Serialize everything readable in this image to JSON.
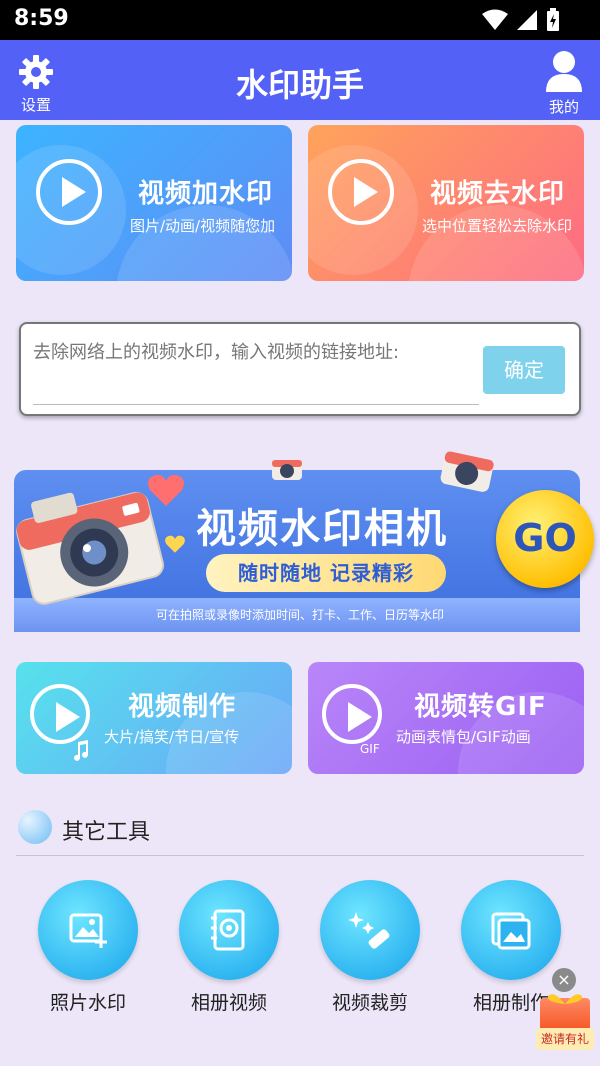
{
  "status_bar": {
    "time": "8:59"
  },
  "app_bar": {
    "title": "水印助手",
    "settings_label": "设置",
    "me_label": "我的"
  },
  "cards": {
    "add_watermark": {
      "title": "视频加水印",
      "subtitle": "图片/动画/视频随您加"
    },
    "remove_watermark": {
      "title": "视频去水印",
      "subtitle": "选中位置轻松去除水印"
    },
    "video_make": {
      "title": "视频制作",
      "subtitle": "大片/搞笑/节日/宣传"
    },
    "video_gif": {
      "title": "视频转GIF",
      "subtitle": "动画表情包/GIF动画",
      "badge": "GIF"
    }
  },
  "link_input": {
    "placeholder": "去除网络上的视频水印，输入视频的链接地址:",
    "confirm_label": "确定"
  },
  "banner": {
    "headline": "视频水印相机",
    "tagline": "随时随地 记录精彩",
    "footnote": "可在拍照或录像时添加时间、打卡、工作、日历等水印",
    "go_label": "GO"
  },
  "other_tools": {
    "title": "其它工具",
    "items": [
      {
        "label": "照片水印",
        "icon": "photo-watermark-icon"
      },
      {
        "label": "相册视频",
        "icon": "album-video-icon"
      },
      {
        "label": "视频裁剪",
        "icon": "video-crop-icon"
      },
      {
        "label": "相册制作",
        "icon": "album-make-icon"
      }
    ]
  },
  "invite": {
    "label": "邀请有礼",
    "close": "×"
  },
  "colors": {
    "app_bar": "#5361f7",
    "background": "#ece6f8",
    "confirm": "#7fd2ec",
    "tool_circle": "#2cb3f0"
  }
}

━━━━━━━━━━━━━━━━

** PROBLEM TO WORK ON **
In the records above, tally the lines where the word "subtitle" appears, and give the number and nothing else.

** EXERCISE ANSWER **
4